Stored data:

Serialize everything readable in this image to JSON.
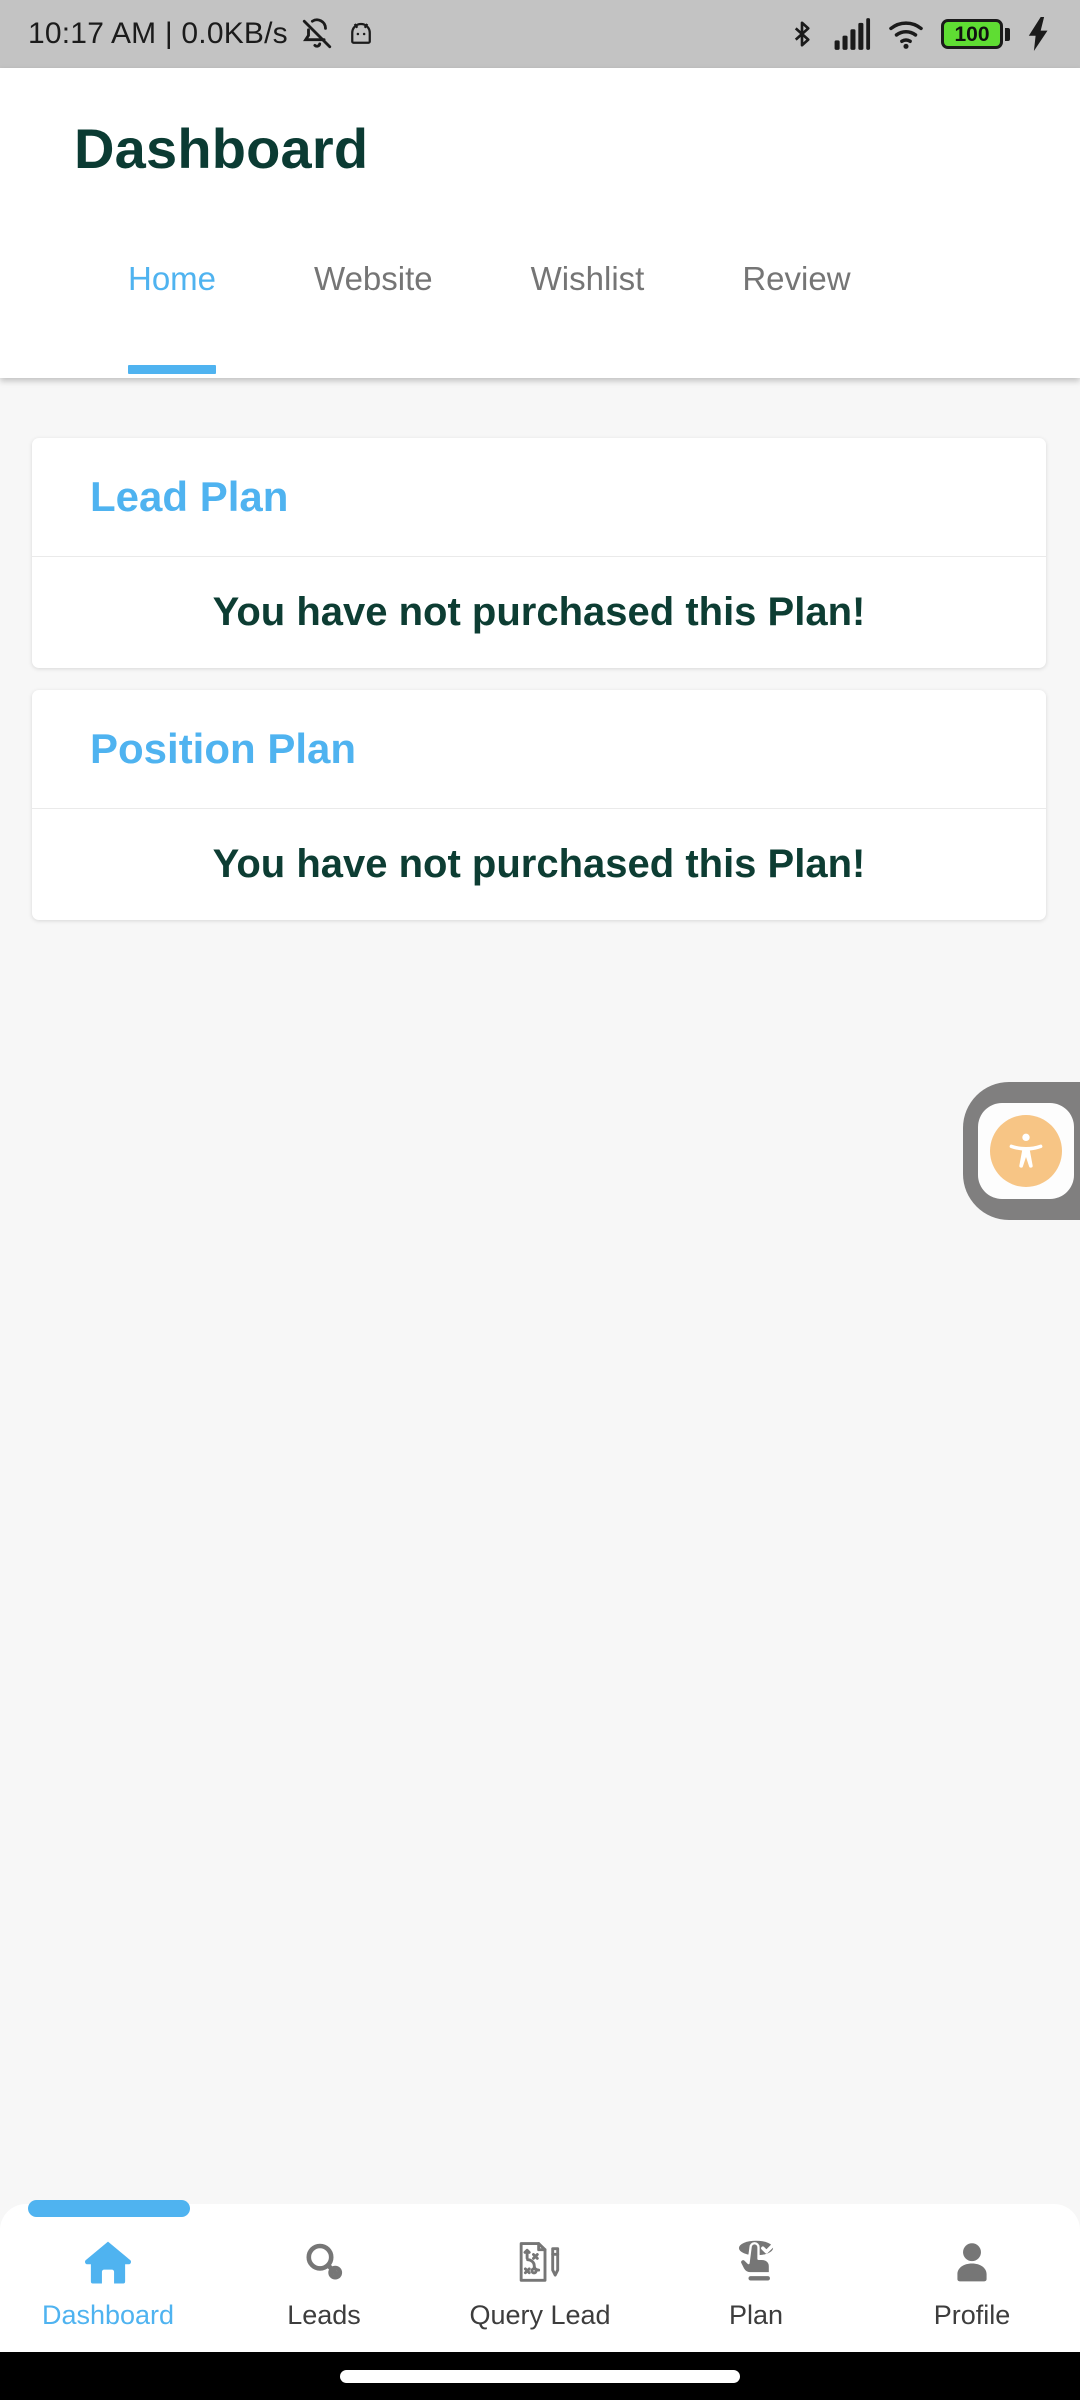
{
  "status_bar": {
    "time_and_net": "10:17 AM | 0.0KB/s",
    "icons": [
      "bell-muted-icon",
      "android-head-icon",
      "bluetooth-icon",
      "cellular-signal-icon",
      "wifi-icon",
      "battery-icon",
      "charging-bolt-icon"
    ],
    "battery_level": "100",
    "battery_color": "#5fdd33",
    "background": "#c3c3c3"
  },
  "app_bar": {
    "title": "Dashboard",
    "title_color": "#0b3b33",
    "tabs": [
      {
        "label": "Home",
        "active": true
      },
      {
        "label": "Website",
        "active": false
      },
      {
        "label": "Wishlist",
        "active": false
      },
      {
        "label": "Review",
        "active": false
      }
    ],
    "active_tab_color": "#4fb3f0",
    "inactive_tab_color": "#757575"
  },
  "main": {
    "background": "#f7f7f7",
    "cards": [
      {
        "title": "Lead Plan",
        "message": "You have not purchased this Plan!"
      },
      {
        "title": "Position Plan",
        "message": "You have not purchased this Plan!"
      }
    ],
    "card_title_color": "#4fb3f0",
    "card_message_color": "#0d3d33"
  },
  "accessibility_fab": {
    "name": "accessibility-floating-button",
    "pill_color": "#807f7f",
    "circle_color": "#f7c585"
  },
  "bottom_nav": {
    "items": [
      {
        "label": "Dashboard",
        "icon": "home-icon",
        "active": true
      },
      {
        "label": "Leads",
        "icon": "search-icon",
        "active": false
      },
      {
        "label": "Query Lead",
        "icon": "strategy-document-pencil-icon",
        "active": false
      },
      {
        "label": "Plan",
        "icon": "hand-tap-check-icon",
        "active": false
      },
      {
        "label": "Profile",
        "icon": "person-icon",
        "active": false
      }
    ],
    "active_color": "#4fb3f0",
    "inactive_color": "#767676"
  }
}
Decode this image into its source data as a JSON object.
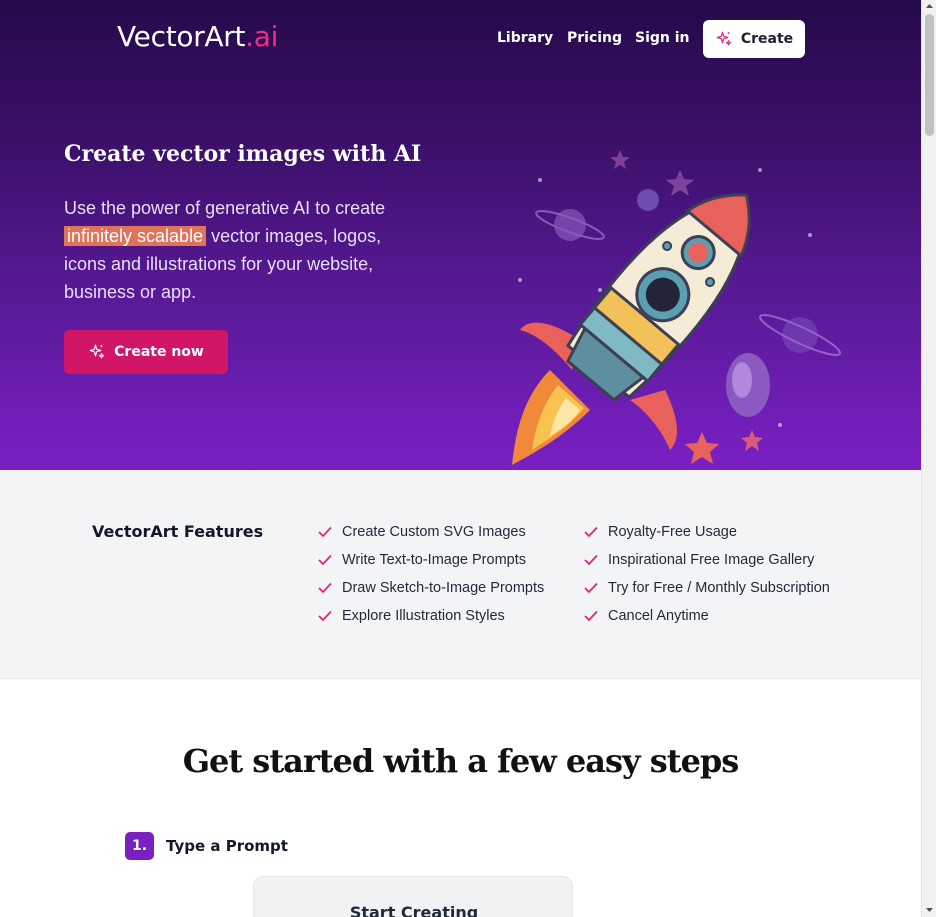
{
  "brand": {
    "name": "VectorArt",
    "suffix": ".ai"
  },
  "nav": {
    "library": "Library",
    "pricing": "Pricing",
    "signin": "Sign in",
    "create": "Create"
  },
  "hero": {
    "title": "Create vector images with AI",
    "desc_before": "Use the power of generative AI to create ",
    "desc_highlight": "infinitely scalable",
    "desc_after": " vector images, logos, icons and illustrations for your website, business or app.",
    "cta": "Create now"
  },
  "features": {
    "title": "VectorArt Features",
    "col1": [
      "Create Custom SVG Images",
      "Write Text-to-Image Prompts",
      "Draw Sketch-to-Image Prompts",
      "Explore Illustration Styles"
    ],
    "col2": [
      "Royalty-Free Usage",
      "Inspirational Free Image Gallery",
      "Try for Free / Monthly Subscription",
      "Cancel Anytime"
    ]
  },
  "steps": {
    "title": "Get started with a few easy steps",
    "step1_number": "1.",
    "step1_label": "Type a Prompt",
    "card_title": "Start Creating"
  },
  "colors": {
    "accent": "#ef2d84",
    "cta": "#d11667",
    "step_badge": "#7b1fc1",
    "hero_top": "#250a4a",
    "hero_bottom": "#7a20c4"
  },
  "icons": {
    "sparkle": "sparkle-icon",
    "check": "check-icon",
    "rocket": "rocket-illustration"
  }
}
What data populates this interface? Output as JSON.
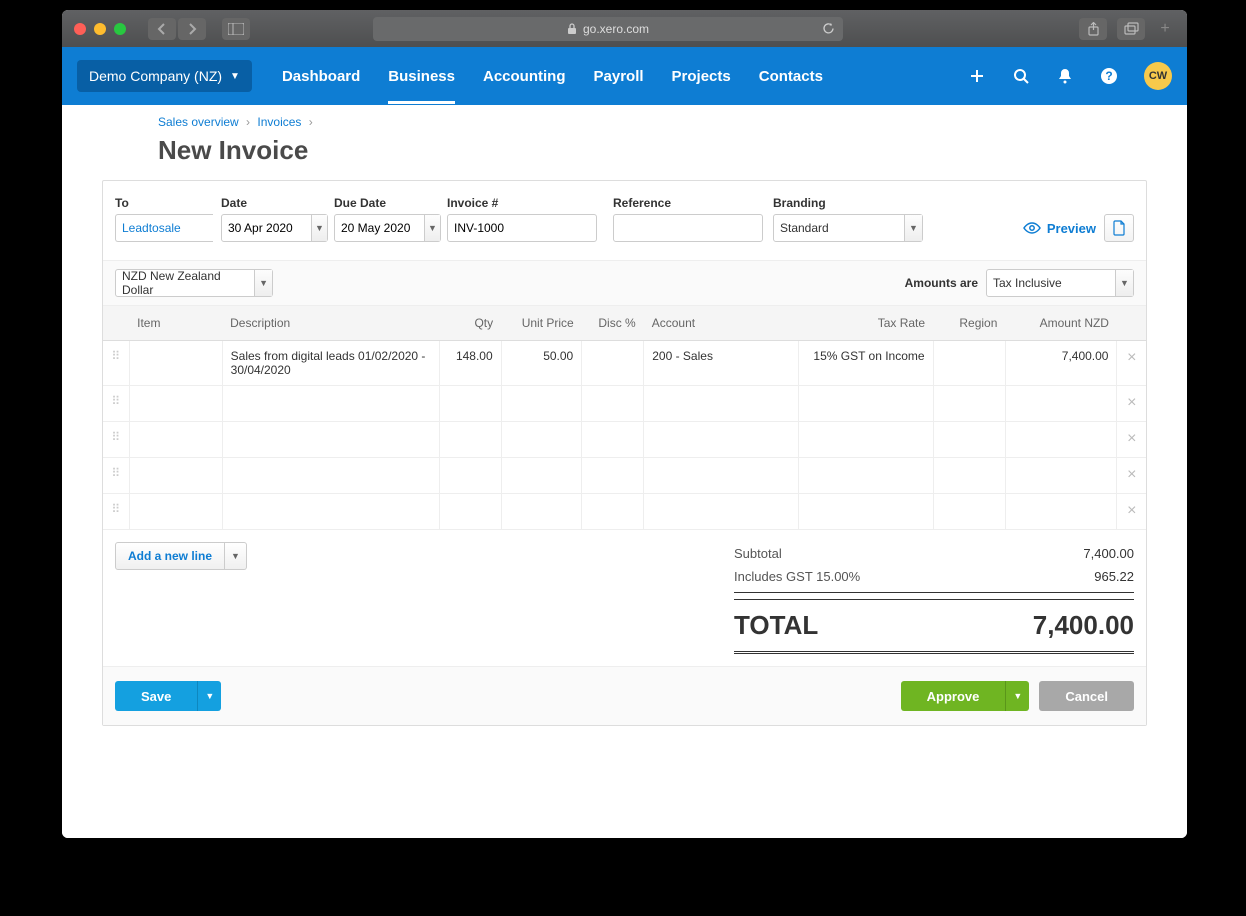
{
  "browser": {
    "url_host": "go.xero.com",
    "lock": "🔒"
  },
  "nav": {
    "company": "Demo Company (NZ)",
    "items": [
      "Dashboard",
      "Business",
      "Accounting",
      "Payroll",
      "Projects",
      "Contacts"
    ],
    "active_index": 1,
    "avatar": "CW"
  },
  "breadcrumbs": {
    "items": [
      "Sales overview",
      "Invoices"
    ]
  },
  "page_title": "New Invoice",
  "form": {
    "to_label": "To",
    "to_value": "Leadtosale",
    "date_label": "Date",
    "date_value": "30 Apr 2020",
    "due_date_label": "Due Date",
    "due_date_value": "20 May 2020",
    "invoice_no_label": "Invoice #",
    "invoice_no_value": "INV-1000",
    "reference_label": "Reference",
    "reference_value": "",
    "branding_label": "Branding",
    "branding_value": "Standard",
    "preview_label": "Preview",
    "currency_value": "NZD New Zealand Dollar",
    "amounts_are_label": "Amounts are",
    "amounts_are_value": "Tax Inclusive"
  },
  "table": {
    "headers": {
      "item": "Item",
      "description": "Description",
      "qty": "Qty",
      "unit_price": "Unit Price",
      "disc": "Disc %",
      "account": "Account",
      "tax_rate": "Tax Rate",
      "region": "Region",
      "amount": "Amount NZD"
    },
    "rows": [
      {
        "item": "",
        "description": "Sales from digital leads 01/02/2020 - 30/04/2020",
        "qty": "148.00",
        "unit_price": "50.00",
        "disc": "",
        "account": "200 - Sales",
        "tax_rate": "15% GST on Income",
        "region": "",
        "amount": "7,400.00"
      },
      {
        "item": "",
        "description": "",
        "qty": "",
        "unit_price": "",
        "disc": "",
        "account": "",
        "tax_rate": "",
        "region": "",
        "amount": ""
      },
      {
        "item": "",
        "description": "",
        "qty": "",
        "unit_price": "",
        "disc": "",
        "account": "",
        "tax_rate": "",
        "region": "",
        "amount": ""
      },
      {
        "item": "",
        "description": "",
        "qty": "",
        "unit_price": "",
        "disc": "",
        "account": "",
        "tax_rate": "",
        "region": "",
        "amount": ""
      },
      {
        "item": "",
        "description": "",
        "qty": "",
        "unit_price": "",
        "disc": "",
        "account": "",
        "tax_rate": "",
        "region": "",
        "amount": ""
      }
    ],
    "add_line_label": "Add a new line"
  },
  "totals": {
    "subtotal_label": "Subtotal",
    "subtotal_value": "7,400.00",
    "gst_label": "Includes GST 15.00%",
    "gst_value": "965.22",
    "total_label": "TOTAL",
    "total_value": "7,400.00"
  },
  "footer": {
    "save": "Save",
    "approve": "Approve",
    "cancel": "Cancel"
  }
}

▶ _Exercise prompt_: Omit every picture, then reproduce the rest of the listing exactly.

▶ _Exercise result_:
Serialize everything readable in this image to JSON.
{
  "status_bar": {
    "time_and_net": "10:17 AM | 0.0KB/s",
    "icons": [
      "bell-muted-icon",
      "android-head-icon",
      "bluetooth-icon",
      "cellular-signal-icon",
      "wifi-icon",
      "battery-icon",
      "charging-bolt-icon"
    ],
    "battery_level": "100",
    "battery_color": "#5fdd33",
    "background": "#c3c3c3"
  },
  "app_bar": {
    "title": "Dashboard",
    "title_color": "#0b3b33",
    "tabs": [
      {
        "label": "Home",
        "active": true
      },
      {
        "label": "Website",
        "active": false
      },
      {
        "label": "Wishlist",
        "active": false
      },
      {
        "label": "Review",
        "active": false
      }
    ],
    "active_tab_color": "#4fb3f0",
    "inactive_tab_color": "#757575"
  },
  "main": {
    "background": "#f7f7f7",
    "cards": [
      {
        "title": "Lead Plan",
        "message": "You have not purchased this Plan!"
      },
      {
        "title": "Position Plan",
        "message": "You have not purchased this Plan!"
      }
    ],
    "card_title_color": "#4fb3f0",
    "card_message_color": "#0d3d33"
  },
  "accessibility_fab": {
    "name": "accessibility-floating-button",
    "pill_color": "#807f7f",
    "circle_color": "#f7c585"
  },
  "bottom_nav": {
    "items": [
      {
        "label": "Dashboard",
        "icon": "home-icon",
        "active": true
      },
      {
        "label": "Leads",
        "icon": "search-icon",
        "active": false
      },
      {
        "label": "Query Lead",
        "icon": "strategy-document-pencil-icon",
        "active": false
      },
      {
        "label": "Plan",
        "icon": "hand-tap-check-icon",
        "active": false
      },
      {
        "label": "Profile",
        "icon": "person-icon",
        "active": false
      }
    ],
    "active_color": "#4fb3f0",
    "inactive_color": "#767676"
  }
}
Decode this image into its source data as a JSON object.
{
  "brand": {
    "name": "VectorArt",
    "suffix": ".ai"
  },
  "nav": {
    "library": "Library",
    "pricing": "Pricing",
    "signin": "Sign in",
    "create": "Create"
  },
  "hero": {
    "title": "Create vector images with AI",
    "desc_before": "Use the power of generative AI to create ",
    "desc_highlight": "infinitely scalable",
    "desc_after": " vector images, logos, icons and illustrations for your website, business or app.",
    "cta": "Create now"
  },
  "features": {
    "title": "VectorArt Features",
    "col1": [
      "Create Custom SVG Images",
      "Write Text-to-Image Prompts",
      "Draw Sketch-to-Image Prompts",
      "Explore Illustration Styles"
    ],
    "col2": [
      "Royalty-Free Usage",
      "Inspirational Free Image Gallery",
      "Try for Free / Monthly Subscription",
      "Cancel Anytime"
    ]
  },
  "steps": {
    "title": "Get started with a few easy steps",
    "step1_number": "1.",
    "step1_label": "Type a Prompt",
    "card_title": "Start Creating"
  },
  "colors": {
    "accent": "#ef2d84",
    "cta": "#d11667",
    "step_badge": "#7b1fc1",
    "hero_top": "#250a4a",
    "hero_bottom": "#7a20c4"
  },
  "icons": {
    "sparkle": "sparkle-icon",
    "check": "check-icon",
    "rocket": "rocket-illustration"
  }
}
What data populates this interface? Output as JSON.
{
  "browser": {
    "url_host": "go.xero.com",
    "lock": "🔒"
  },
  "nav": {
    "company": "Demo Company (NZ)",
    "items": [
      "Dashboard",
      "Business",
      "Accounting",
      "Payroll",
      "Projects",
      "Contacts"
    ],
    "active_index": 1,
    "avatar": "CW"
  },
  "breadcrumbs": {
    "items": [
      "Sales overview",
      "Invoices"
    ]
  },
  "page_title": "New Invoice",
  "form": {
    "to_label": "To",
    "to_value": "Leadtosale",
    "date_label": "Date",
    "date_value": "30 Apr 2020",
    "due_date_label": "Due Date",
    "due_date_value": "20 May 2020",
    "invoice_no_label": "Invoice #",
    "invoice_no_value": "INV-1000",
    "reference_label": "Reference",
    "reference_value": "",
    "branding_label": "Branding",
    "branding_value": "Standard",
    "preview_label": "Preview",
    "currency_value": "NZD New Zealand Dollar",
    "amounts_are_label": "Amounts are",
    "amounts_are_value": "Tax Inclusive"
  },
  "table": {
    "headers": {
      "item": "Item",
      "description": "Description",
      "qty": "Qty",
      "unit_price": "Unit Price",
      "disc": "Disc %",
      "account": "Account",
      "tax_rate": "Tax Rate",
      "region": "Region",
      "amount": "Amount NZD"
    },
    "rows": [
      {
        "item": "",
        "description": "Sales from digital leads 01/02/2020 - 30/04/2020",
        "qty": "148.00",
        "unit_price": "50.00",
        "disc": "",
        "account": "200 - Sales",
        "tax_rate": "15% GST on Income",
        "region": "",
        "amount": "7,400.00"
      },
      {
        "item": "",
        "description": "",
        "qty": "",
        "unit_price": "",
        "disc": "",
        "account": "",
        "tax_rate": "",
        "region": "",
        "amount": ""
      },
      {
        "item": "",
        "description": "",
        "qty": "",
        "unit_price": "",
        "disc": "",
        "account": "",
        "tax_rate": "",
        "region": "",
        "amount": ""
      },
      {
        "item": "",
        "description": "",
        "qty": "",
        "unit_price": "",
        "disc": "",
        "account": "",
        "tax_rate": "",
        "region": "",
        "amount": ""
      },
      {
        "item": "",
        "description": "",
        "qty": "",
        "unit_price": "",
        "disc": "",
        "account": "",
        "tax_rate": "",
        "region": "",
        "amount": ""
      }
    ],
    "add_line_label": "Add a new line"
  },
  "totals": {
    "subtotal_label": "Subtotal",
    "subtotal_value": "7,400.00",
    "gst_label": "Includes GST 15.00%",
    "gst_value": "965.22",
    "total_label": "TOTAL",
    "total_value": "7,400.00"
  },
  "footer": {
    "save": "Save",
    "approve": "Approve",
    "cancel": "Cancel"
  }
}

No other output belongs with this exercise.